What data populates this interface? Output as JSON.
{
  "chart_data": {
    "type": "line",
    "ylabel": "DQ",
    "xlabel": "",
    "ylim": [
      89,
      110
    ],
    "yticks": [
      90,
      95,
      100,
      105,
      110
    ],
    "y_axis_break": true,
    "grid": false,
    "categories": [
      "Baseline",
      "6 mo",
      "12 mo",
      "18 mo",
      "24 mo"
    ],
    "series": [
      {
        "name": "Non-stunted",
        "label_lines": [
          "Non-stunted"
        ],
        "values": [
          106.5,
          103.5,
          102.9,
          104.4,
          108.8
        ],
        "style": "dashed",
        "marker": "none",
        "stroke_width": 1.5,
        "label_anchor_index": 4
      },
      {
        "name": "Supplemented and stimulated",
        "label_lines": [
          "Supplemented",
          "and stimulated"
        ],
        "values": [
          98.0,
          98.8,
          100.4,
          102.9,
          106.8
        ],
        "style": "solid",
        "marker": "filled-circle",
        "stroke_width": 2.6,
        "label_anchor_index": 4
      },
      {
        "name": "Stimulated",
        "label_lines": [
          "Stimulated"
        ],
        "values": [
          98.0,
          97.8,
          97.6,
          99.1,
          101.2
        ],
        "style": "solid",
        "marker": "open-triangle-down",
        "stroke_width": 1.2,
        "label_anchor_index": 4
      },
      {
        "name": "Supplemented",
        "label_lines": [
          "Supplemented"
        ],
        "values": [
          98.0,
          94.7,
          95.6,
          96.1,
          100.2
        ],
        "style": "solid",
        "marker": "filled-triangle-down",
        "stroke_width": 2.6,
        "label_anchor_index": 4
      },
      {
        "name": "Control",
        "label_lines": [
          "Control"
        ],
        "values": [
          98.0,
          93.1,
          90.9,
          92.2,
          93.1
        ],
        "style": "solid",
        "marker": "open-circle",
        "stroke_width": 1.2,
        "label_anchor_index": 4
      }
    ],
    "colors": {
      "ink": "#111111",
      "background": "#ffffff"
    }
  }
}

________________

| What is required |
Give an exact repetition of all the material.

| Task answer |
What data populates this interface? Output as JSON.
{
  "chart_data": {
    "type": "line",
    "ylabel": "DQ",
    "xlabel": "",
    "ylim": [
      89,
      110
    ],
    "yticks": [
      90,
      95,
      100,
      105,
      110
    ],
    "y_axis_break": true,
    "grid": false,
    "categories": [
      "Baseline",
      "6 mo",
      "12 mo",
      "18 mo",
      "24 mo"
    ],
    "series": [
      {
        "name": "Non-stunted",
        "label_lines": [
          "Non-stunted"
        ],
        "values": [
          106.5,
          103.5,
          102.9,
          104.4,
          108.8
        ],
        "style": "dashed",
        "marker": "none",
        "stroke_width": 1.5,
        "label_anchor_index": 4
      },
      {
        "name": "Supplemented and stimulated",
        "label_lines": [
          "Supplemented",
          "and stimulated"
        ],
        "values": [
          98.0,
          98.8,
          100.4,
          102.9,
          106.8
        ],
        "style": "solid",
        "marker": "filled-circle",
        "stroke_width": 2.6,
        "label_anchor_index": 4
      },
      {
        "name": "Stimulated",
        "label_lines": [
          "Stimulated"
        ],
        "values": [
          98.0,
          97.8,
          97.6,
          99.1,
          101.2
        ],
        "style": "solid",
        "marker": "open-triangle-down",
        "stroke_width": 1.2,
        "label_anchor_index": 4
      },
      {
        "name": "Supplemented",
        "label_lines": [
          "Supplemented"
        ],
        "values": [
          98.0,
          94.7,
          95.6,
          96.1,
          100.2
        ],
        "style": "solid",
        "marker": "filled-triangle-down",
        "stroke_width": 2.6,
        "label_anchor_index": 4
      },
      {
        "name": "Control",
        "label_lines": [
          "Control"
        ],
        "values": [
          98.0,
          93.1,
          90.9,
          92.2,
          93.1
        ],
        "style": "solid",
        "marker": "open-circle",
        "stroke_width": 1.2,
        "label_anchor_index": 4
      }
    ],
    "colors": {
      "ink": "#111111",
      "background": "#ffffff"
    }
  }
}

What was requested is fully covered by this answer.